Examine the records and identify each line that includes the string "Antônio". Copy those lines.

* **Provided data**:
## Start

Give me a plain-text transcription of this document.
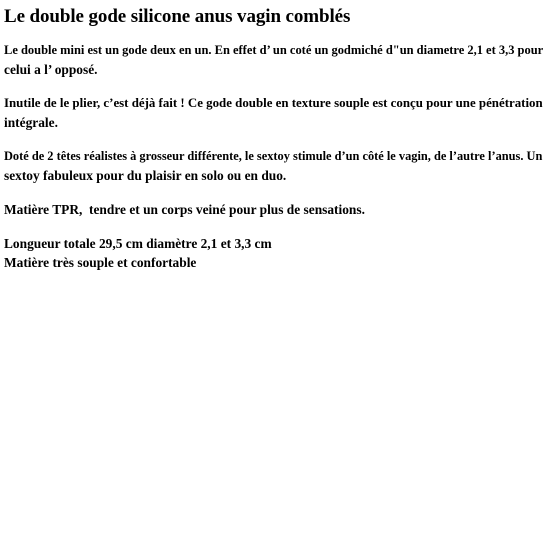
Le double gode silicone anus vagin comblés

Le double mini est un gode deux en un. En effet d’ un coté un godmiché d"un diametre 2,1 et 3,3 pour
celui a l’ opposé.

Inutile de le plier, c’est déjà fait ! Ce gode double en texture souple est conçu pour une pénétration
intégrale.

Doté de 2 têtes réalistes à grosseur différente, le sextoy stimule d’un côté le vagin, de l’autre l’anus. Un
sextoy fabuleux pour du plaisir en solo ou en duo.

Matière TPR,  tendre et un corps veiné pour plus de sensations.

Longueur totale 29,5 cm diamètre 2,1 et 3,3 cm
Matière très souple et confortable
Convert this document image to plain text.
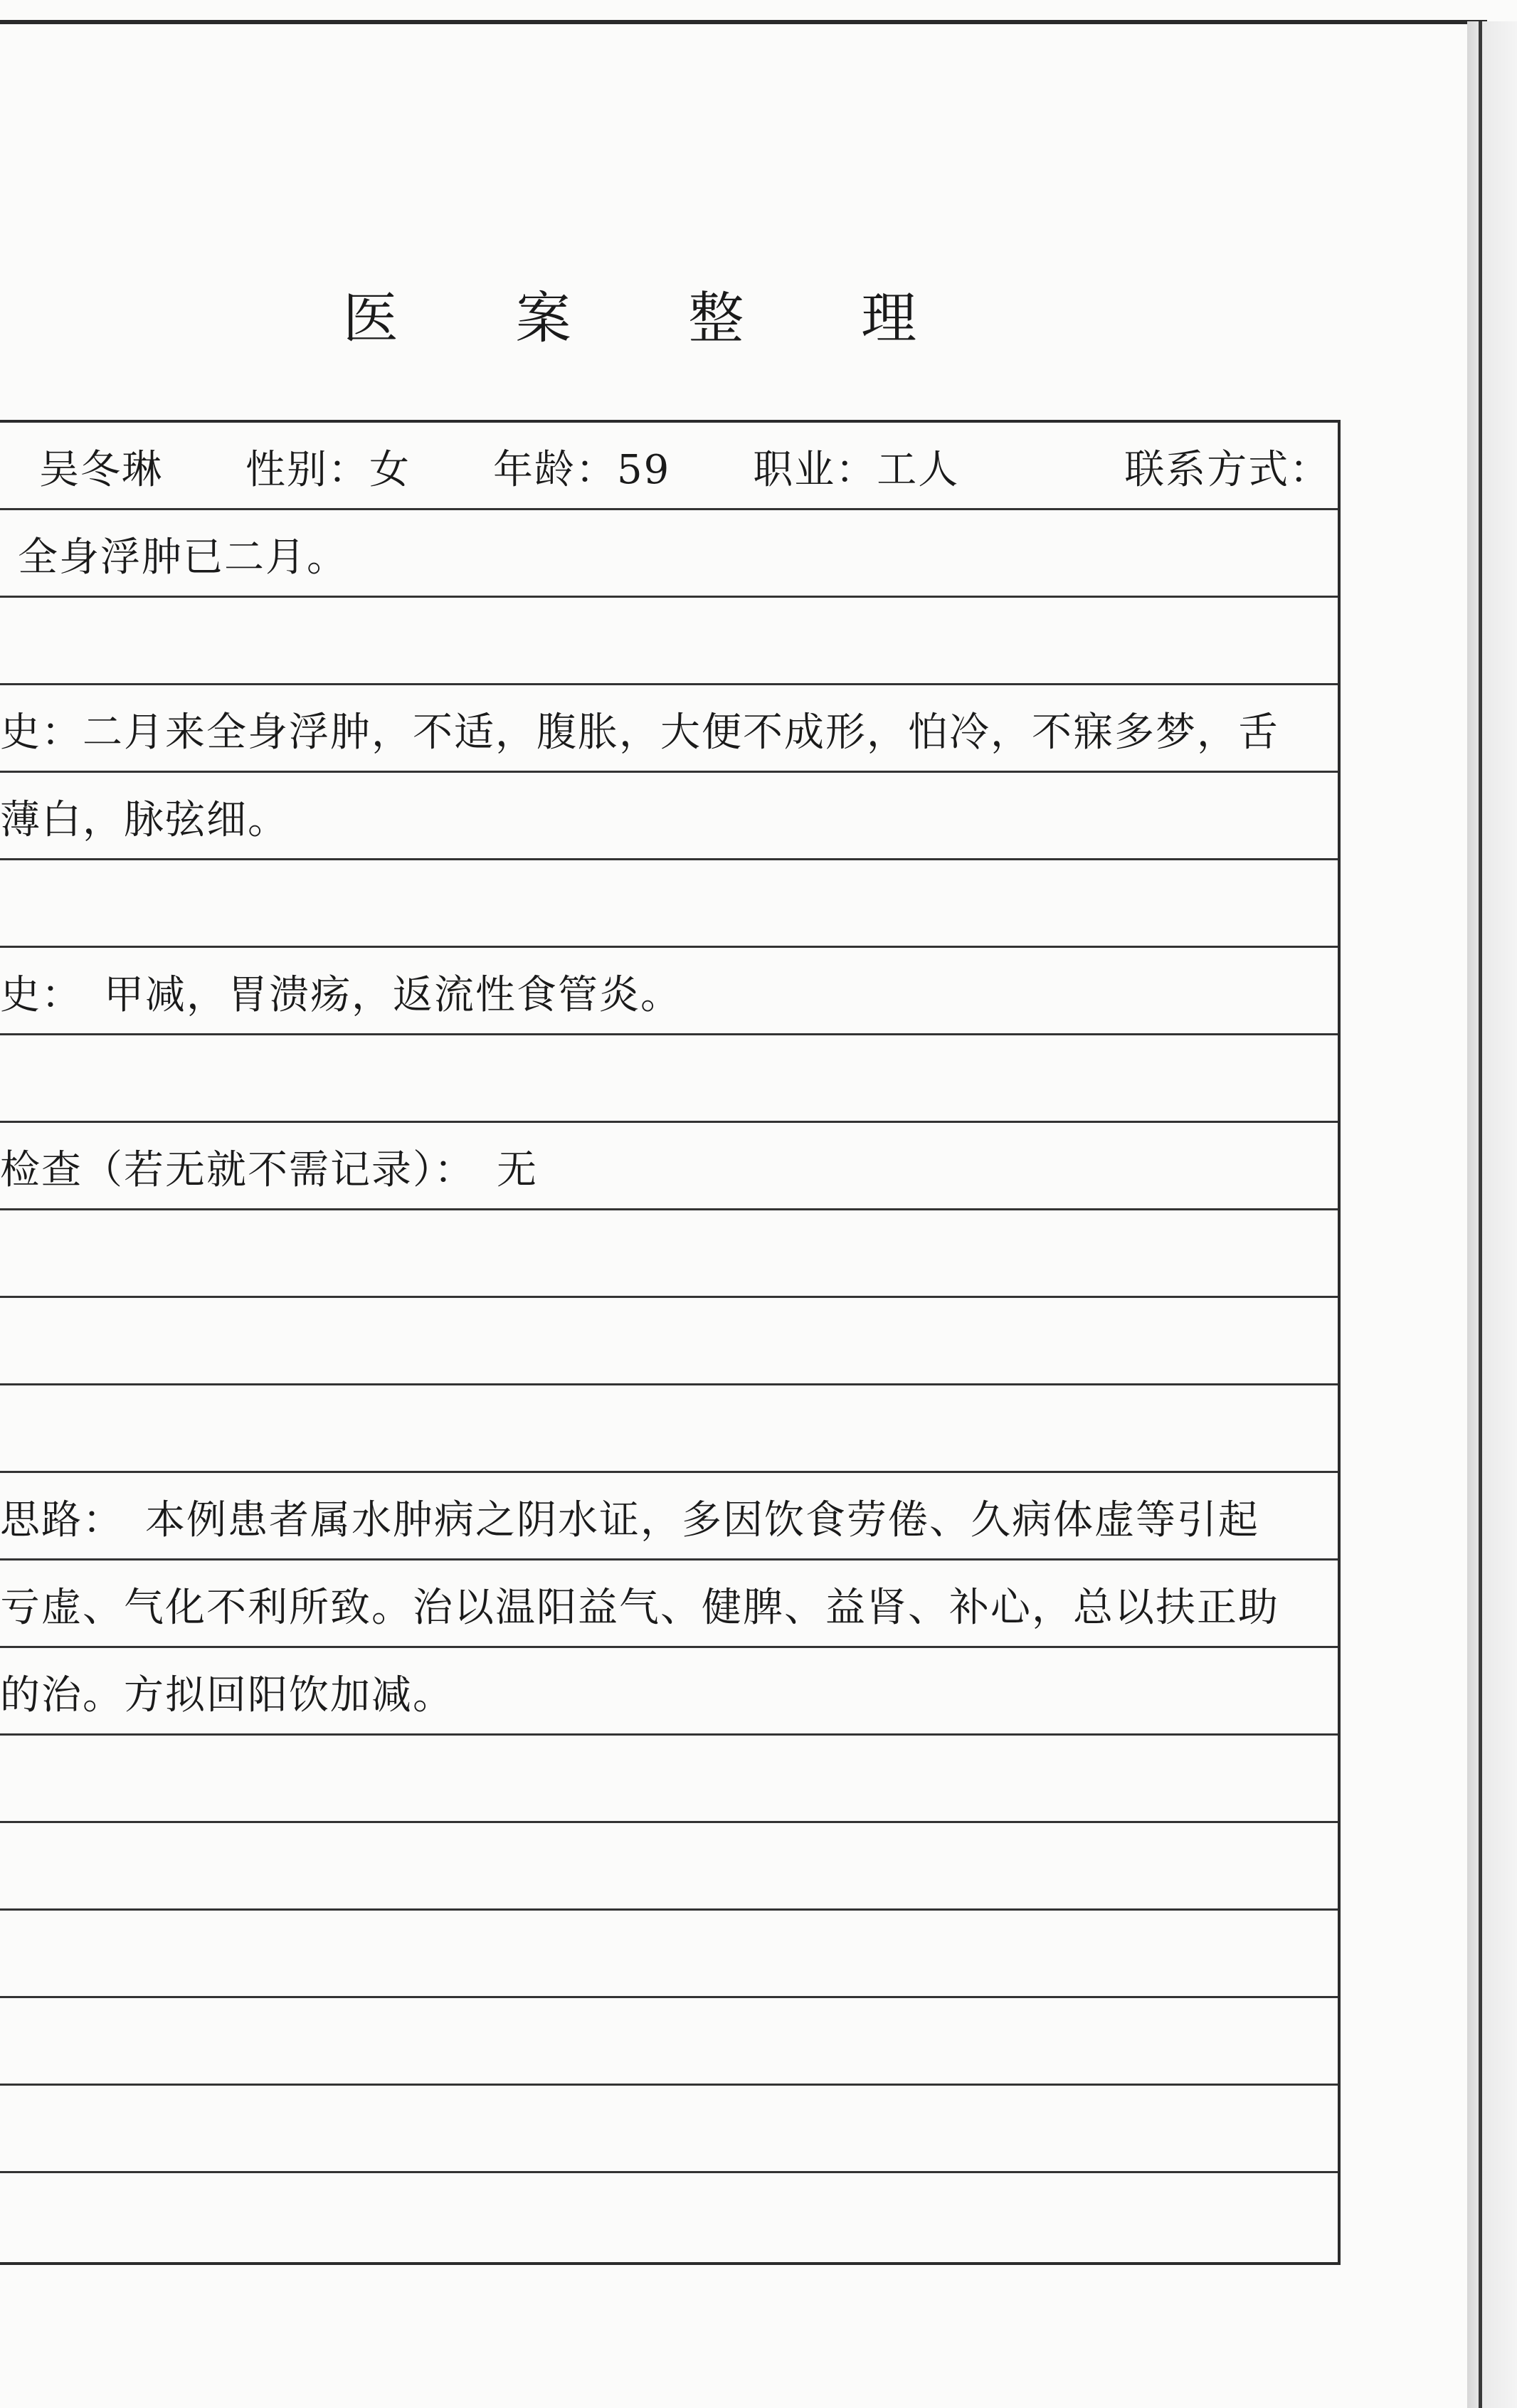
医 案 整 理
吴冬琳　　性别：女　　年龄：59　　职业：工人　　　　联系方式：
全身浮肿已二月。
史：二月来全身浮肿，不适，腹胀，大便不成形，怕冷，不寐多梦，舌
薄白，脉弦细。
史：　甲减，胃溃疡，返流性食管炎。
检查（若无就不需记录）：　无
思路：　本例患者属水肿病之阴水证，多因饮食劳倦、久病体虚等引起
亏虚、气化不利所致。治以温阳益气、健脾、益肾、补心，总以扶正助
的治。方拟回阳饮加减。
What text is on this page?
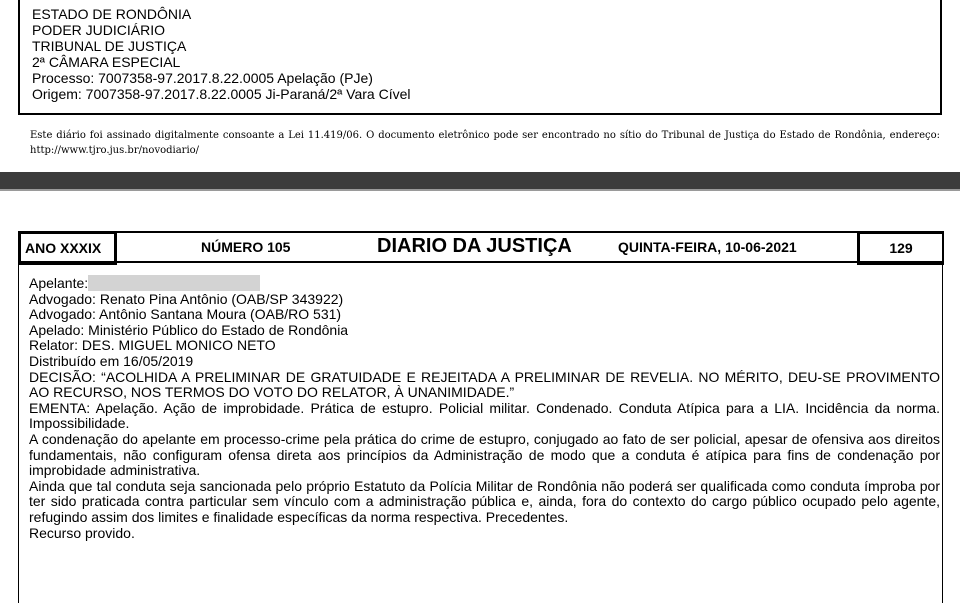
ESTADO DE RONDÔNIA
PODER JUDICIÁRIO
TRIBUNAL DE JUSTIÇA
2ª CÂMARA ESPECIAL
Processo: 7007358-97.2017.8.22.0005 Apelação (PJe)
Origem: 7007358-97.2017.8.22.0005 Ji-Paraná/2ª Vara Cível
Este diário foi assinado digitalmente consoante a Lei 11.419/06. O documento eletrônico pode ser encontrado no sítio do Tribunal de Justiça do Estado de Rondônia, endereço: http://www.tjro.jus.br/novodiario/
ANO XXXIX	NÚMERO 105	DIARIO DA JUSTIÇA	QUINTA-FEIRA, 10-06-2021	129

Apelante:

Advogado: Renato Pina Antônio (OAB/SP 343922)

Advogado: Antônio Santana Moura (OAB/RO 531)

Apelado: Ministério Público do Estado de Rondônia

Relator: DES. MIGUEL MONICO NETO

Distribuído em 16/05/2019

DECISÃO: “ACOLHIDA A PRELIMINAR DE GRATUIDADE E REJEITADA A PRELIMINAR DE REVELIA. NO MÉRITO, DEU-SE PROVIMENTO AO RECURSO, NOS TERMOS DO VOTO DO RELATOR, À UNANIMIDADE.”

EMENTA: Apelação. Ação de improbidade. Prática de estupro. Policial militar. Condenado. Conduta Atípica para a LIA. Incidência da norma. Impossibilidade.

A condenação do apelante em processo-crime pela prática do crime de estupro, conjugado ao fato de ser policial, apesar de ofensiva aos direitos fundamentais, não configuram ofensa direta aos princípios da Administração de modo que a conduta é atípica para fins de condenação por improbidade administrativa.

Ainda que tal conduta seja sancionada pelo próprio Estatuto da Polícia Militar de Rondônia não poderá ser qualificada como conduta ímproba por ter sido praticada contra particular sem vínculo com a administração pública e, ainda, fora do contexto do cargo público ocupado pelo agente, refugindo assim dos limites e finalidade específicas da norma respectiva. Precedentes.

Recurso provido.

## End

* **Exercise result**:
Advogado: Renato Pina Antônio (OAB/SP 343922)
Advogado: Antônio Santana Moura (OAB/RO 531)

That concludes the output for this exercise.